Schoolchildren will help Nasa scientists to understand one their own projects.
Since April, pupils at Carew Peel Forest School, in Mid-Canterbury, have been collecting information using the Globe (Global Learning and Observations to Benefit the Environment) programme.
The costs are covered by the Education Ministry and the programme is administered bythe University of Waikato.
Data collected by the pupils on rainfall, temperature, local cloud cover and cloud type will become part of a National Aeronautics and Space Administration project, Globe country co-ordinator John Lockley told the pupils this week.
Mr Lockley said that in 2004 Nasa would launch CloudSat, a satellite designed to measure cloud around the Earth.
CloudSat would transmit data to Earth at regular intervals, but the US scientists would not necessarily know what the data meant.
That is where the Globe programme would help, he said.

# Task set
A - In the article on the Globe programme, what did Nasa plan for its CloudSat satellite to measure?
B - Carry on the article on the Globe programme, picking up after its final sentence.

Document layout analysis data
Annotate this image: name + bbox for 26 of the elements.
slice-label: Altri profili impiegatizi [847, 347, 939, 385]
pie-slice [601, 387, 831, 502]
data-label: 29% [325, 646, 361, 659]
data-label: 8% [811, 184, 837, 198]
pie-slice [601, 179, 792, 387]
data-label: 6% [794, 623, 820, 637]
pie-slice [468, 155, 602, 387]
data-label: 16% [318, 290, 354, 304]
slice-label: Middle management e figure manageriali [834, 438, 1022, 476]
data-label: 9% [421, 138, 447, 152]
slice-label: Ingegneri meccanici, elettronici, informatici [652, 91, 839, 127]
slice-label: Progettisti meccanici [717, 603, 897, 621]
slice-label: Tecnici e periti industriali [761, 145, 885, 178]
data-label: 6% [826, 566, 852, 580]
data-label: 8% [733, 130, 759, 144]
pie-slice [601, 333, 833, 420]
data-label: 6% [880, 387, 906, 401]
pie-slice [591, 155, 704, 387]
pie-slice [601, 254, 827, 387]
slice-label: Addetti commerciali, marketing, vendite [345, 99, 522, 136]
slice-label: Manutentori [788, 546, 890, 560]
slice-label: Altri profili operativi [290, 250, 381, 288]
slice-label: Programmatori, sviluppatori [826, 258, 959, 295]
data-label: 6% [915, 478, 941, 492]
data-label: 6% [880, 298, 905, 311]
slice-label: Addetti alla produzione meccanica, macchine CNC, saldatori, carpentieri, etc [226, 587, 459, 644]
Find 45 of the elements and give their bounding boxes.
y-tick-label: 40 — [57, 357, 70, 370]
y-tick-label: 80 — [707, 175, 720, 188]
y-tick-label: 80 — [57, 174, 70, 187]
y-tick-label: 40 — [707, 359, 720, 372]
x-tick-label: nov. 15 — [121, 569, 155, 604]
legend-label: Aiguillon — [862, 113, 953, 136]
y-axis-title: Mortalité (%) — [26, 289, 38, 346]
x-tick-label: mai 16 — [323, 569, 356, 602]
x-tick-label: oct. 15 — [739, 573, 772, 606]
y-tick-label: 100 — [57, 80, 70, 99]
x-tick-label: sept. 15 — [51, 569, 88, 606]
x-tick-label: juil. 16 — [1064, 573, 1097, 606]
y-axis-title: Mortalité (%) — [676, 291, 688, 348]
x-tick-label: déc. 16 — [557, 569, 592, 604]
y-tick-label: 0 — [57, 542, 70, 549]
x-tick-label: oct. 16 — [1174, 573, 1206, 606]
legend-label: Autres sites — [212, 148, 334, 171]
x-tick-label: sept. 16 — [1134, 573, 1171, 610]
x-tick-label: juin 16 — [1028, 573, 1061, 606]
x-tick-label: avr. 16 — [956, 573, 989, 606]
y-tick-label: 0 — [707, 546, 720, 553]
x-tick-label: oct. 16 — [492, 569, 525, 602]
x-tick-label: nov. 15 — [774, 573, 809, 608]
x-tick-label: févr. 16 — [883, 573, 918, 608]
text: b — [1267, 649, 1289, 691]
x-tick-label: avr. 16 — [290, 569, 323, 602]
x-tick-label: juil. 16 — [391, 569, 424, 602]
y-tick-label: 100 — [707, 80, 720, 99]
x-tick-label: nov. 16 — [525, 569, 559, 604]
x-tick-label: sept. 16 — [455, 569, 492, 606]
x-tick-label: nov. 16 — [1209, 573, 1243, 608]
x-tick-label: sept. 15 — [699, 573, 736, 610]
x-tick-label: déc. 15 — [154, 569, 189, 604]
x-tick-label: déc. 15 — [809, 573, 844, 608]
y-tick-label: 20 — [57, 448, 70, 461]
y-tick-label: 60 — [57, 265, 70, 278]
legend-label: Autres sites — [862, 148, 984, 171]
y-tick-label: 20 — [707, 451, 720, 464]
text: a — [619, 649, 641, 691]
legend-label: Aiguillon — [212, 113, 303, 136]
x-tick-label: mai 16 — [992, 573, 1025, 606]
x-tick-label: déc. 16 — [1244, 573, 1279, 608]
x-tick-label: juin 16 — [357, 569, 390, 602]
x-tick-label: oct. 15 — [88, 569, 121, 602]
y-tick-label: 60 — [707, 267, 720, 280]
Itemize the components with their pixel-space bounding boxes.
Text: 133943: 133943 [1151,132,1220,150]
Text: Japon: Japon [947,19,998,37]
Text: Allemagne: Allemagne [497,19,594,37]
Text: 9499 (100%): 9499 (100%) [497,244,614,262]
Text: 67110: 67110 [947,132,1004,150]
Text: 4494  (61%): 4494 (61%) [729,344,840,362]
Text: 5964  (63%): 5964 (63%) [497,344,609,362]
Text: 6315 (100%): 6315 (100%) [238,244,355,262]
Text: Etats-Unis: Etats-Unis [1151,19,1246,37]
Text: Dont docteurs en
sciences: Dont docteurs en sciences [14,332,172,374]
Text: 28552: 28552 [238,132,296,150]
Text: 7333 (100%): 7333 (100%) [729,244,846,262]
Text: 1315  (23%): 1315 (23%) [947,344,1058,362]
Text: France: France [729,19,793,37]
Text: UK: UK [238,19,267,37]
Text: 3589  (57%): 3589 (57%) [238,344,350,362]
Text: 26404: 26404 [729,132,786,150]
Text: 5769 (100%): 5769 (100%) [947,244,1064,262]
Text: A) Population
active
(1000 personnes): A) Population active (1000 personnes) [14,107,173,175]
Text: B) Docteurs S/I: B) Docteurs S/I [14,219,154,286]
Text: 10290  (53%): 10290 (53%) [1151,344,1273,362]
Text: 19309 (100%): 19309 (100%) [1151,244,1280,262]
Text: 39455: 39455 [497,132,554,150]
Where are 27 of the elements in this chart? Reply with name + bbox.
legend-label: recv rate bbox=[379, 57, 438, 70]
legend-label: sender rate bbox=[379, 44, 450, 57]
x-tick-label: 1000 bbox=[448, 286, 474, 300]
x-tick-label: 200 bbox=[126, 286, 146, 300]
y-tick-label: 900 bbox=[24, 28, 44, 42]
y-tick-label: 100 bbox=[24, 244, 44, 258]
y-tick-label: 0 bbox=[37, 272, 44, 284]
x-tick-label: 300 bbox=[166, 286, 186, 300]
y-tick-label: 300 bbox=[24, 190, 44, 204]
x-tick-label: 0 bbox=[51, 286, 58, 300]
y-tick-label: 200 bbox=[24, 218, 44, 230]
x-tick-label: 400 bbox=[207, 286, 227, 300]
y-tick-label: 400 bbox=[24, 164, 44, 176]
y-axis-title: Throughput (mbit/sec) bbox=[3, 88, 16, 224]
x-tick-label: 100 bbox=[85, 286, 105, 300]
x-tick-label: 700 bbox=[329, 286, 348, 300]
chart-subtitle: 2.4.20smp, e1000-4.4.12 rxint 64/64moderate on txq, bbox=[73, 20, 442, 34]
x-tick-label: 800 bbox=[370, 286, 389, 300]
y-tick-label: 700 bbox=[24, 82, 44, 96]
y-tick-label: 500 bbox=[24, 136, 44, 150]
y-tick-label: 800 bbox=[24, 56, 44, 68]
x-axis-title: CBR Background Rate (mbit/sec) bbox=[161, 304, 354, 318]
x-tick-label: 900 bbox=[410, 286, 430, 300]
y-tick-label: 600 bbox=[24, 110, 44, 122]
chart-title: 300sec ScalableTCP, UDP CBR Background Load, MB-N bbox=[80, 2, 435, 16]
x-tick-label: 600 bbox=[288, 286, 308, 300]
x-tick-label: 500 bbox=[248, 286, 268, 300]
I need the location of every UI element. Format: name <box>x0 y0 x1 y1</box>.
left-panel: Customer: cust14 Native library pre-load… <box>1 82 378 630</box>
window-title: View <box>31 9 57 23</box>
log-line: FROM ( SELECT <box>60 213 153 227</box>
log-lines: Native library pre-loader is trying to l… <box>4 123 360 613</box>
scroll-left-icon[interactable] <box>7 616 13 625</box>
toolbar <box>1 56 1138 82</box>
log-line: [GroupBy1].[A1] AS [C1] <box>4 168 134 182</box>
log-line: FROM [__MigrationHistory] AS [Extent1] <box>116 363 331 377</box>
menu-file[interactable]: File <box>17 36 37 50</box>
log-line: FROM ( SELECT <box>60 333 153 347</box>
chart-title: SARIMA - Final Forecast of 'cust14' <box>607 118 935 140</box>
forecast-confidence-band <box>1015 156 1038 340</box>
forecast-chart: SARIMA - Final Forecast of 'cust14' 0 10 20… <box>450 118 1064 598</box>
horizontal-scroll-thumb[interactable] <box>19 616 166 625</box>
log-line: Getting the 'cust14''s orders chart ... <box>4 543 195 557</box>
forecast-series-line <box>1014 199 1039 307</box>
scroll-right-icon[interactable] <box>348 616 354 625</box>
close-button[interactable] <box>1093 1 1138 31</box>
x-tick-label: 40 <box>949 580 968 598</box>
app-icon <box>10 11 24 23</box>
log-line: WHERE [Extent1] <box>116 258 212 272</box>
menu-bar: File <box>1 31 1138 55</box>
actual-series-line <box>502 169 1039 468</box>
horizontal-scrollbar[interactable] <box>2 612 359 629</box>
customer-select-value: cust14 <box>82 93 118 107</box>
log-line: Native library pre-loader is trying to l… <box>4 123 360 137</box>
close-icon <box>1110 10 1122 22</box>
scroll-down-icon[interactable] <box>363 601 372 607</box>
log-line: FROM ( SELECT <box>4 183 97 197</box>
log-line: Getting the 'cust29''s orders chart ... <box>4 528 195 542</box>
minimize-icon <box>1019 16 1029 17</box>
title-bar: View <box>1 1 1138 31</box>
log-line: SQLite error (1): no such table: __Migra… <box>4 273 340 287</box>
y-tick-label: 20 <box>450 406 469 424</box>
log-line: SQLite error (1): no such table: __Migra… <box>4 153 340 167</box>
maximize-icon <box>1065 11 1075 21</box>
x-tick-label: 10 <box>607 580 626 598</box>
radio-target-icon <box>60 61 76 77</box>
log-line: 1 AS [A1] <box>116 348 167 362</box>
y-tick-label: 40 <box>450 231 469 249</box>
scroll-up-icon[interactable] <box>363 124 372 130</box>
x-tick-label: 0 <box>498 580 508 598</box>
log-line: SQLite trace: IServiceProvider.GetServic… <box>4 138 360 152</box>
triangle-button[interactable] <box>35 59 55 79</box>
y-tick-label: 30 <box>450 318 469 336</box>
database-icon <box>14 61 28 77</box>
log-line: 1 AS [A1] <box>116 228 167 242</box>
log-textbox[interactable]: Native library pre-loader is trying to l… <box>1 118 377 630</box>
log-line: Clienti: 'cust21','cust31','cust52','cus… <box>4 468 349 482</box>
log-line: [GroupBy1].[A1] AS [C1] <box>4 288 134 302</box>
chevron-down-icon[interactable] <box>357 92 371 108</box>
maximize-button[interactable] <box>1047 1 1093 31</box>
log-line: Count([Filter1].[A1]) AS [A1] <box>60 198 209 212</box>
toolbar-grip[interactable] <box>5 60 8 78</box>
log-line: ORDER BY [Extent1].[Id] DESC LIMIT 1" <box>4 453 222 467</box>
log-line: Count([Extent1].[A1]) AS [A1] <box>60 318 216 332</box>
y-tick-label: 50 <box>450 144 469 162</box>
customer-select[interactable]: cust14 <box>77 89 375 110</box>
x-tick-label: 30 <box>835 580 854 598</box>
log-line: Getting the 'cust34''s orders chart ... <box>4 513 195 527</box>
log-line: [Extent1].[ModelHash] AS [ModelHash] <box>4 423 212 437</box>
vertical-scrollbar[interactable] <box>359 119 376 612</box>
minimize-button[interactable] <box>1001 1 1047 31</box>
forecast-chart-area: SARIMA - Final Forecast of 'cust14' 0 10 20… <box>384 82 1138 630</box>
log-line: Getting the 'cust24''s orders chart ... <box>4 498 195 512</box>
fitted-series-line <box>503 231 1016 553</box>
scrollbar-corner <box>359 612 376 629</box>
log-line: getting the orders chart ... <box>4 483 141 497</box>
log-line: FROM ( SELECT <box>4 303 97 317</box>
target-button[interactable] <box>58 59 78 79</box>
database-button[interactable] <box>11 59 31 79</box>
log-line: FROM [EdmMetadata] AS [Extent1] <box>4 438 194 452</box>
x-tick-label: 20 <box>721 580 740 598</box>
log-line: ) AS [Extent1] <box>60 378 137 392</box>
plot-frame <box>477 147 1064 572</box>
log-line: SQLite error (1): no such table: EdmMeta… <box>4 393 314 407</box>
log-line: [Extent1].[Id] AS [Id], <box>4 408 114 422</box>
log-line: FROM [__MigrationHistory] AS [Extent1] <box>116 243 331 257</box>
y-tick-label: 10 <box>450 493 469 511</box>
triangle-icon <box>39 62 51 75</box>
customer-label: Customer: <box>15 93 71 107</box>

# Task results
A - Cloud around the Earth.

B -
Because schools around the world collected the same data at the same time, their figures would help scientists to make sense of the CloudSat data.
Mr Lockley said New Zealand was the only Southern Hemisphere country involved.
Kay Ward, teacher in charge, said school became involved because of its direct link with information technology and the internet.
Each week, pupils collected the data and entered it into the Globe data archive.
Pupils could also use the resources of Globe, through the internet, to interpret their own data.
They could communicate with other schools involved in the project.